YOUR OBJECTIVE: Out of all the lines below, count those with the word "JSON". Give the number only.

PROVIDED RECORDS:
——————
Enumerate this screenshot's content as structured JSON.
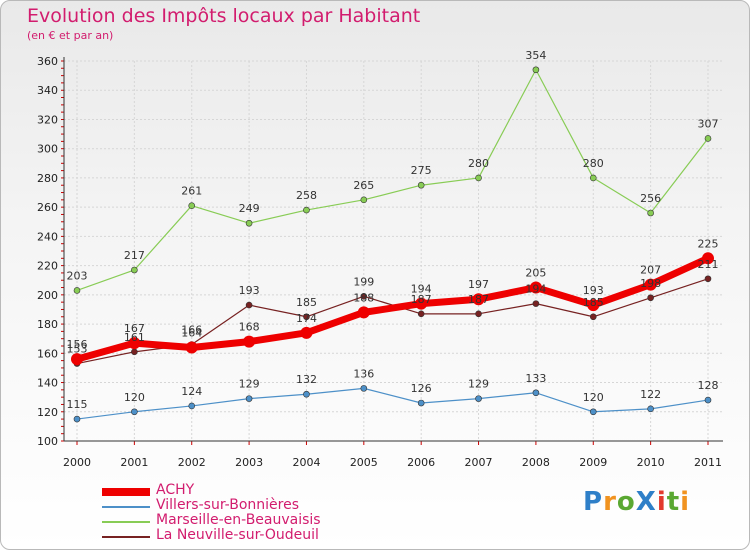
{
  "header": {
    "title": "Evolution des Impôts locaux par Habitant",
    "subtitle": "(en € et par an)"
  },
  "brand": {
    "text": "ProXiti",
    "colors": [
      "#2e7fc8",
      "#f19320",
      "#5aa832",
      "#2e7fc8",
      "#e2392d",
      "#5aa832",
      "#f19320"
    ]
  },
  "chart_data": {
    "type": "line",
    "title": "Evolution des Impôts locaux par Habitant",
    "subtitle": "(en € et par an)",
    "xlabel": "",
    "ylabel": "",
    "categories": [
      "2000",
      "2001",
      "2002",
      "2003",
      "2004",
      "2005",
      "2006",
      "2007",
      "2008",
      "2009",
      "2010",
      "2011"
    ],
    "ylim": [
      100,
      360
    ],
    "yticks": [
      100,
      120,
      140,
      160,
      180,
      200,
      220,
      240,
      260,
      280,
      300,
      320,
      340,
      360
    ],
    "grid": true,
    "legend_position": "bottom-left",
    "series": [
      {
        "name": "ACHY",
        "color": "#ee0000",
        "values": [
          156,
          167,
          164,
          168,
          174,
          188,
          194,
          197,
          205,
          193,
          207,
          225
        ]
      },
      {
        "name": "Villers-sur-Bonnières",
        "color": "#4d90c8",
        "values": [
          115,
          120,
          124,
          129,
          132,
          136,
          126,
          129,
          133,
          120,
          122,
          128
        ]
      },
      {
        "name": "Marseille-en-Beauvaisis",
        "color": "#88cc55",
        "values": [
          203,
          217,
          261,
          249,
          258,
          265,
          275,
          280,
          354,
          280,
          256,
          307
        ]
      },
      {
        "name": "La Neuville-sur-Oudeuil",
        "color": "#772222",
        "values": [
          153,
          161,
          166,
          193,
          185,
          199,
          187,
          187,
          194,
          185,
          198,
          211
        ]
      }
    ]
  }
}
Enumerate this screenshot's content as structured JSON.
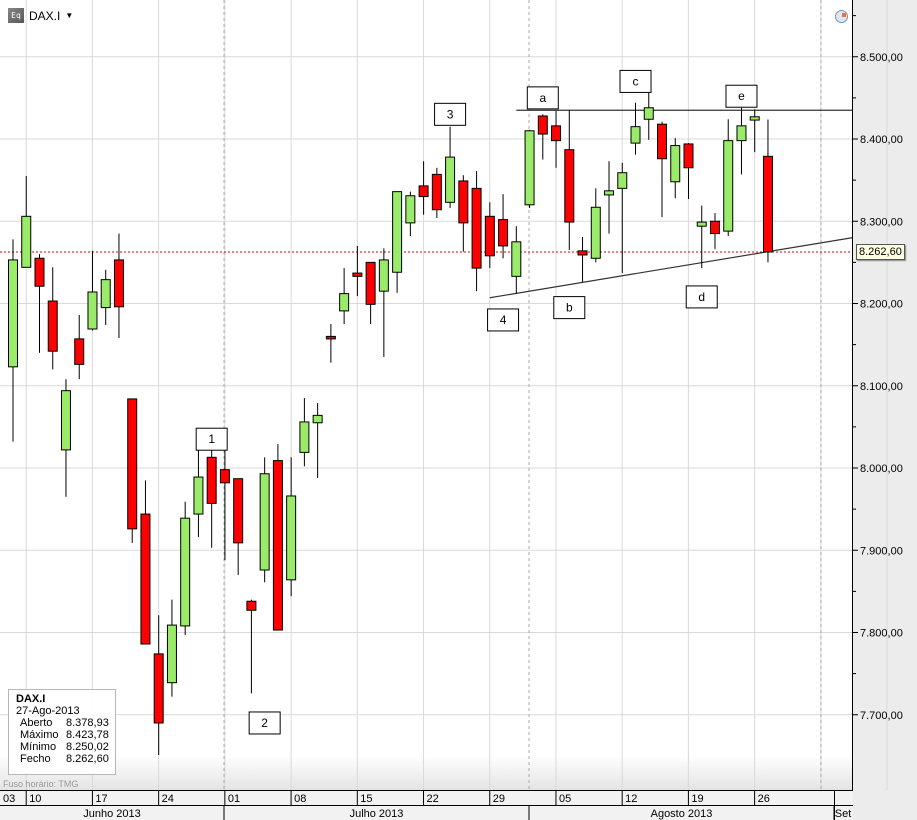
{
  "header": {
    "symbol": "DAX.I",
    "icon": "equity-icon",
    "dropdown_icon": "caret-down-icon",
    "clock_icon": "clock-icon"
  },
  "info_box": {
    "symbol": "DAX.I",
    "date": "27-Ago-2013",
    "rows": [
      {
        "label": "Aberto",
        "value": "8.378,93"
      },
      {
        "label": "Máximo",
        "value": "8.423,78"
      },
      {
        "label": "Mínimo",
        "value": "8.250,02"
      },
      {
        "label": "Fecho",
        "value": "8.262,60"
      }
    ]
  },
  "timezone_note": "Fuso horário: TMG",
  "last_price_label": "8.262,60",
  "colors": {
    "up": "#9aeb6a",
    "down": "#ff0000",
    "last_price_line": "#dd0000",
    "grid": "#d9d9d9"
  },
  "chart_data": {
    "type": "candlestick",
    "title": "DAX.I",
    "ylim": [
      7640,
      8565
    ],
    "y_ticks": [
      "8.500,00",
      "8.400,00",
      "8.300,00",
      "8.200,00",
      "8.100,00",
      "8.000,00",
      "7.900,00",
      "7.800,00",
      "7.700,00"
    ],
    "y_tick_values": [
      8500,
      8400,
      8300,
      8200,
      8100,
      8000,
      7900,
      7800,
      7700
    ],
    "x_day_labels": [
      "03",
      "10",
      "17",
      "24",
      "01",
      "08",
      "15",
      "22",
      "29",
      "05",
      "12",
      "19",
      "26"
    ],
    "x_month_labels": [
      "Junho 2013",
      "Julho 2013",
      "Agosto 2013",
      "Set"
    ],
    "grid": true,
    "last_price": 8262.6,
    "dates": [
      "2013-06-07",
      "2013-06-10",
      "2013-06-11",
      "2013-06-12",
      "2013-06-13",
      "2013-06-14",
      "2013-06-17",
      "2013-06-18",
      "2013-06-19",
      "2013-06-20",
      "2013-06-21",
      "2013-06-24",
      "2013-06-25",
      "2013-06-26",
      "2013-06-27",
      "2013-06-28",
      "2013-07-01",
      "2013-07-02",
      "2013-07-03",
      "2013-07-04",
      "2013-07-05",
      "2013-07-08",
      "2013-07-09",
      "2013-07-10",
      "2013-07-11",
      "2013-07-12",
      "2013-07-15",
      "2013-07-16",
      "2013-07-17",
      "2013-07-18",
      "2013-07-19",
      "2013-07-22",
      "2013-07-23",
      "2013-07-24",
      "2013-07-25",
      "2013-07-26",
      "2013-07-29",
      "2013-07-30",
      "2013-07-31",
      "2013-08-01",
      "2013-08-02",
      "2013-08-05",
      "2013-08-06",
      "2013-08-07",
      "2013-08-08",
      "2013-08-09",
      "2013-08-12",
      "2013-08-13",
      "2013-08-14",
      "2013-08-15",
      "2013-08-16",
      "2013-08-19",
      "2013-08-20",
      "2013-08-21",
      "2013-08-22",
      "2013-08-23",
      "2013-08-26",
      "2013-08-27"
    ],
    "ohlc": [
      [
        8123,
        8278,
        8032,
        8253
      ],
      [
        8244,
        8355,
        8244,
        8306
      ],
      [
        8255,
        8260,
        8140,
        8221
      ],
      [
        8203,
        8244,
        8120,
        8142
      ],
      [
        8022,
        8108,
        7965,
        8094
      ],
      [
        8157,
        8186,
        8108,
        8126
      ],
      [
        8169,
        8264,
        8167,
        8214
      ],
      [
        8195,
        8241,
        8174,
        8229
      ],
      [
        8253,
        8285,
        8158,
        8196
      ],
      [
        8084,
        8084,
        7909,
        7926
      ],
      [
        7944,
        7985,
        7786,
        7786
      ],
      [
        7774,
        7821,
        7651,
        7690
      ],
      [
        7739,
        7840,
        7722,
        7809
      ],
      [
        7808,
        7959,
        7797,
        7939
      ],
      [
        7944,
        8024,
        7916,
        7989
      ],
      [
        8013,
        8035,
        7903,
        7957
      ],
      [
        7998,
        8021,
        7888,
        7982
      ],
      [
        7987,
        7987,
        7870,
        7909
      ],
      [
        7838,
        7840,
        7726,
        7827
      ],
      [
        7876,
        8013,
        7861,
        7993
      ],
      [
        8009,
        8029,
        7803,
        7803
      ],
      [
        7864,
        8013,
        7844,
        7966
      ],
      [
        8019,
        8085,
        8002,
        8056
      ],
      [
        8055,
        8079,
        7988,
        8064
      ],
      [
        8160,
        8175,
        8128,
        8157
      ],
      [
        8191,
        8243,
        8175,
        8212
      ],
      [
        8237,
        8270,
        8209,
        8233
      ],
      [
        8250,
        8250,
        8175,
        8199
      ],
      [
        8215,
        8267,
        8135,
        8253
      ],
      [
        8238,
        8336,
        8213,
        8336
      ],
      [
        8298,
        8336,
        8282,
        8331
      ],
      [
        8343,
        8373,
        8308,
        8330
      ],
      [
        8357,
        8365,
        8304,
        8314
      ],
      [
        8323,
        8415,
        8316,
        8378
      ],
      [
        8349,
        8356,
        8263,
        8298
      ],
      [
        8340,
        8361,
        8215,
        8243
      ],
      [
        8306,
        8323,
        8243,
        8258
      ],
      [
        8302,
        8333,
        8255,
        8270
      ],
      [
        8233,
        8294,
        8212,
        8275
      ],
      [
        8320,
        8411,
        8316,
        8410
      ],
      [
        8428,
        8430,
        8375,
        8406
      ],
      [
        8416,
        8434,
        8365,
        8398
      ],
      [
        8387,
        8435,
        8265,
        8299
      ],
      [
        8264,
        8281,
        8226,
        8259
      ],
      [
        8255,
        8340,
        8250,
        8317
      ],
      [
        8332,
        8373,
        8285,
        8337
      ],
      [
        8340,
        8371,
        8237,
        8359
      ],
      [
        8395,
        8444,
        8381,
        8415
      ],
      [
        8424,
        8456,
        8399,
        8438
      ],
      [
        8418,
        8421,
        8305,
        8376
      ],
      [
        8348,
        8401,
        8328,
        8392
      ],
      [
        8394,
        8395,
        8327,
        8365
      ],
      [
        8294,
        8319,
        8243,
        8299
      ],
      [
        8300,
        8310,
        8266,
        8285
      ],
      [
        8288,
        8424,
        8282,
        8398
      ],
      [
        8398,
        8438,
        8357,
        8416
      ],
      [
        8423,
        8436,
        8384,
        8427
      ],
      [
        8378.93,
        8423.78,
        8250.02,
        8262.6
      ]
    ],
    "annotations": [
      {
        "text": "1",
        "date": "2013-06-28",
        "price": 8035
      },
      {
        "text": "2",
        "date": "2013-07-04",
        "price": 7690
      },
      {
        "text": "3",
        "date": "2013-07-24",
        "price": 8430
      },
      {
        "text": "4",
        "date": "2013-07-30",
        "price": 8180
      },
      {
        "text": "a",
        "date": "2013-08-02",
        "price": 8450
      },
      {
        "text": "b",
        "date": "2013-08-06",
        "price": 8195
      },
      {
        "text": "c",
        "date": "2013-08-13",
        "price": 8470
      },
      {
        "text": "d",
        "date": "2013-08-20",
        "price": 8208
      },
      {
        "text": "e",
        "date": "2013-08-23",
        "price": 8452
      }
    ],
    "trendlines": [
      {
        "name": "resistance",
        "from": {
          "date": "2013-07-31",
          "price": 8435
        },
        "to": {
          "date": "2013-08-27",
          "price": 8435
        },
        "extend_right": true
      },
      {
        "name": "support",
        "from": {
          "date": "2013-07-29",
          "price": 8207
        },
        "to": {
          "date": "2013-08-27",
          "price": 8263
        },
        "extend_right": true
      }
    ]
  }
}
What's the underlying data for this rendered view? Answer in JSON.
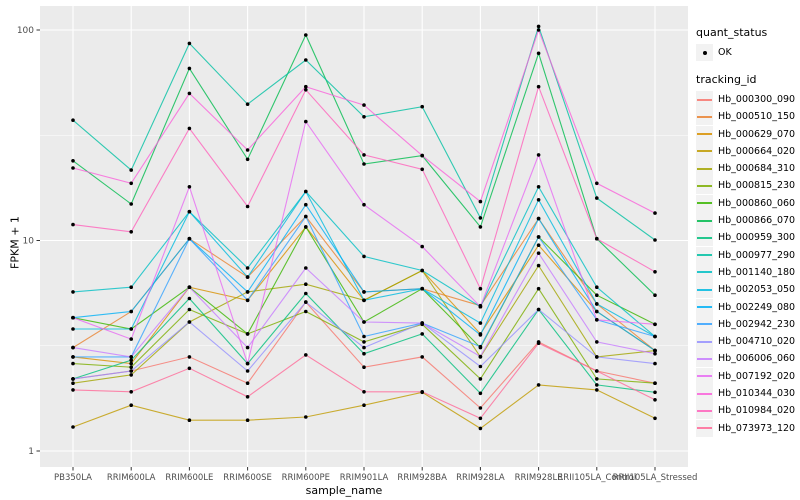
{
  "chart_data": {
    "type": "line",
    "title": "",
    "xlabel": "sample_name",
    "ylabel": "FPKM + 1",
    "y_scale": "log10",
    "y_ticks": [
      1,
      10,
      100
    ],
    "y_minor_ticks": [
      3.1623,
      31.623
    ],
    "ylim": [
      1,
      120
    ],
    "grid": true,
    "legend_position": "right",
    "panel_bg": "#EBEBEB",
    "grid_color": "#FFFFFF",
    "tick_label_color": "#4D4D4D",
    "point_color": "#000000",
    "categories": [
      "PB350LA",
      "RRIM600LA",
      "RRIM600LE",
      "RRIM600SE",
      "RRIM600PE",
      "RRIM901LA",
      "RRIM928BA",
      "RRIM928LA",
      "RRIM928LE",
      "RRII105LA_Control",
      "RRII105LA_Stressed"
    ],
    "legend": {
      "quant_status_title": "quant_status",
      "ok_label": "OK",
      "tracking_title": "tracking_id"
    },
    "series": [
      {
        "name": "Hb_000300_090",
        "color": "#F8766D",
        "values": [
          2.2,
          2.4,
          2.8,
          2.1,
          5.1,
          2.5,
          2.8,
          1.6,
          3.3,
          2.4,
          2.1
        ]
      },
      {
        "name": "Hb_000510_150",
        "color": "#EA8331",
        "values": [
          3.1,
          4.6,
          10.2,
          6.7,
          13.0,
          5.7,
          5.9,
          4.9,
          12.7,
          5.0,
          3.0
        ]
      },
      {
        "name": "Hb_000629_070",
        "color": "#D89000",
        "values": [
          2.8,
          2.6,
          6.0,
          5.2,
          11.6,
          5.2,
          7.2,
          3.6,
          9.5,
          4.6,
          3.0
        ]
      },
      {
        "name": "Hb_000664_020",
        "color": "#C09B00",
        "values": [
          1.3,
          1.65,
          1.4,
          1.4,
          1.45,
          1.65,
          1.9,
          1.28,
          2.06,
          1.95,
          1.43
        ]
      },
      {
        "name": "Hb_000684_310",
        "color": "#A3A500",
        "values": [
          2.1,
          2.3,
          4.1,
          5.7,
          6.2,
          5.2,
          7.2,
          2.8,
          7.6,
          2.8,
          3.0
        ]
      },
      {
        "name": "Hb_000815_230",
        "color": "#7CAE00",
        "values": [
          2.6,
          2.5,
          4.7,
          3.6,
          4.6,
          3.3,
          4.0,
          2.2,
          5.9,
          2.2,
          2.1
        ]
      },
      {
        "name": "Hb_000860_060",
        "color": "#39B600",
        "values": [
          4.3,
          3.8,
          6.0,
          3.6,
          11.6,
          4.1,
          5.9,
          3.1,
          10.4,
          5.5,
          4.0
        ]
      },
      {
        "name": "Hb_000866_070",
        "color": "#00BB4E",
        "values": [
          23.9,
          14.9,
          65.7,
          24.3,
          94.7,
          23.1,
          25.3,
          11.6,
          77.5,
          10.2,
          5.5
        ]
      },
      {
        "name": "Hb_000959_300",
        "color": "#00BF7D",
        "values": [
          2.2,
          2.7,
          5.3,
          2.6,
          5.6,
          2.9,
          3.6,
          1.88,
          4.7,
          2.06,
          1.9
        ]
      },
      {
        "name": "Hb_000977_290",
        "color": "#00C1A3",
        "values": [
          37.3,
          21.6,
          86.4,
          44.4,
          72.0,
          38.7,
          43.2,
          12.8,
          104.0,
          15.9,
          10.05
        ]
      },
      {
        "name": "Hb_001140_180",
        "color": "#00BFC4",
        "values": [
          5.7,
          6.0,
          13.7,
          7.4,
          17.1,
          8.4,
          7.2,
          4.85,
          18.0,
          6.0,
          3.5
        ]
      },
      {
        "name": "Hb_002053_050",
        "color": "#00BAE0",
        "values": [
          3.8,
          3.8,
          13.7,
          6.7,
          17.1,
          5.2,
          5.9,
          4.05,
          15.6,
          5.0,
          3.5
        ]
      },
      {
        "name": "Hb_002249_080",
        "color": "#00B0F6",
        "values": [
          4.3,
          4.6,
          10.2,
          5.7,
          14.8,
          5.7,
          5.9,
          3.56,
          12.7,
          4.6,
          3.0
        ]
      },
      {
        "name": "Hb_002942_230",
        "color": "#35A2FF",
        "values": [
          2.8,
          2.8,
          10.2,
          5.2,
          13.0,
          3.5,
          4.05,
          3.13,
          10.4,
          4.2,
          3.5
        ]
      },
      {
        "name": "Hb_004710_020",
        "color": "#9590FF",
        "values": [
          2.2,
          2.4,
          4.1,
          2.4,
          5.1,
          3.1,
          4.05,
          2.52,
          4.7,
          2.8,
          2.6
        ]
      },
      {
        "name": "Hb_006006_060",
        "color": "#C77CFF",
        "values": [
          3.1,
          2.8,
          6.0,
          3.1,
          7.4,
          4.1,
          4.05,
          2.81,
          8.7,
          3.3,
          2.9
        ]
      },
      {
        "name": "Hb_007192_020",
        "color": "#E76BF3",
        "values": [
          4.3,
          3.4,
          18.0,
          2.6,
          36.7,
          14.8,
          9.35,
          4.85,
          25.5,
          4.2,
          4.0
        ]
      },
      {
        "name": "Hb_010344_030",
        "color": "#FA62DB",
        "values": [
          22.1,
          18.7,
          50.0,
          26.9,
          53.8,
          44.0,
          25.3,
          15.3,
          100.0,
          18.7,
          13.5
        ]
      },
      {
        "name": "Hb_010984_020",
        "color": "#FF62BC",
        "values": [
          11.9,
          11.0,
          34.1,
          14.5,
          52.0,
          25.5,
          21.8,
          5.9,
          53.8,
          10.2,
          7.1
        ]
      },
      {
        "name": "Hb_073973_120",
        "color": "#FF6A98",
        "values": [
          1.95,
          1.91,
          2.47,
          1.81,
          2.86,
          1.91,
          1.91,
          1.43,
          3.25,
          2.4,
          1.75
        ]
      }
    ]
  }
}
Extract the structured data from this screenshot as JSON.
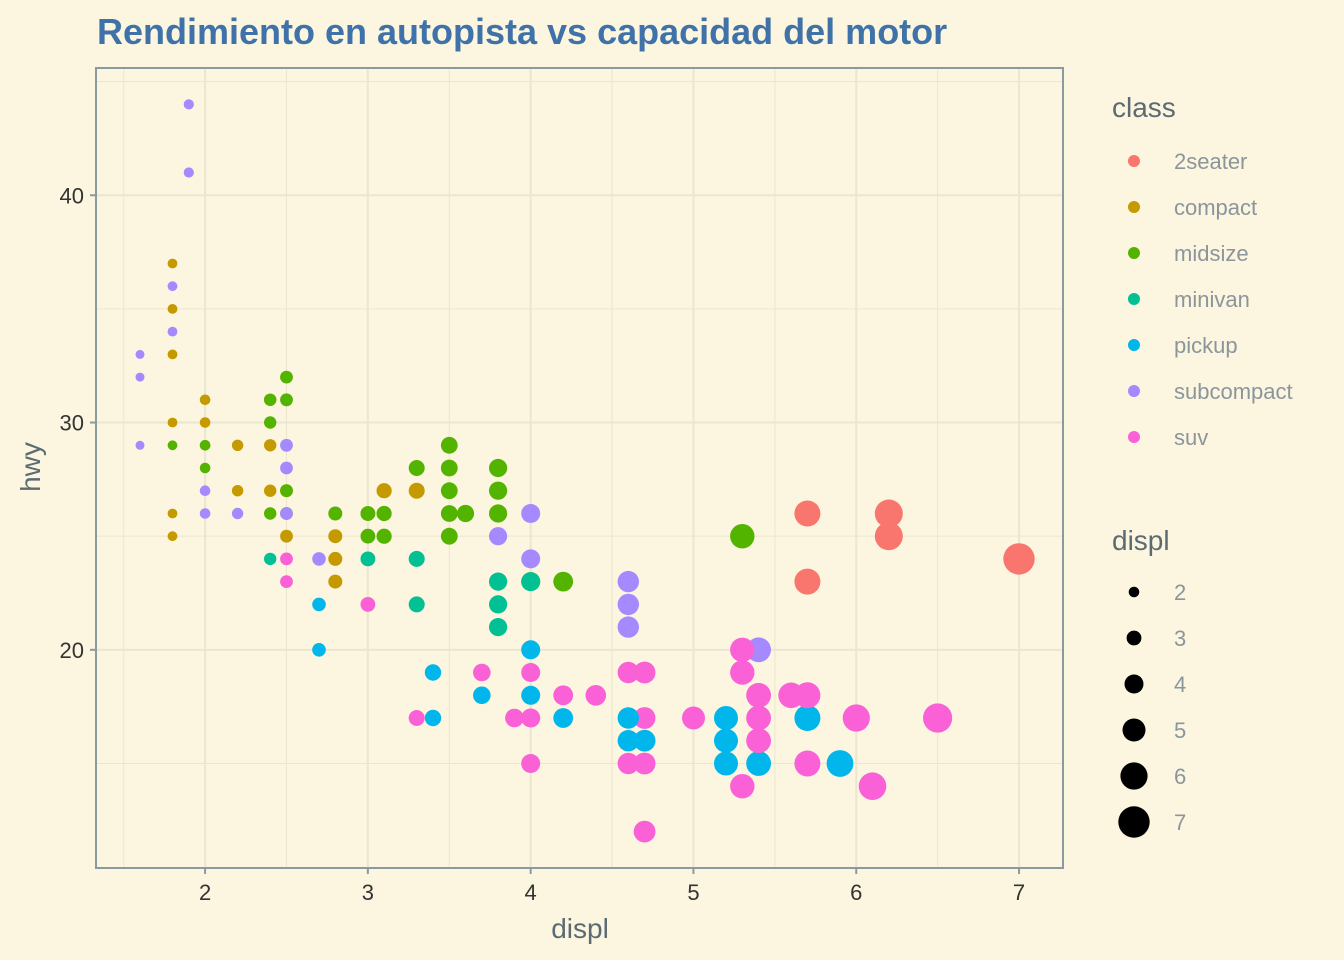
——————
SOLUTION FOR THIS EXERCISE: 4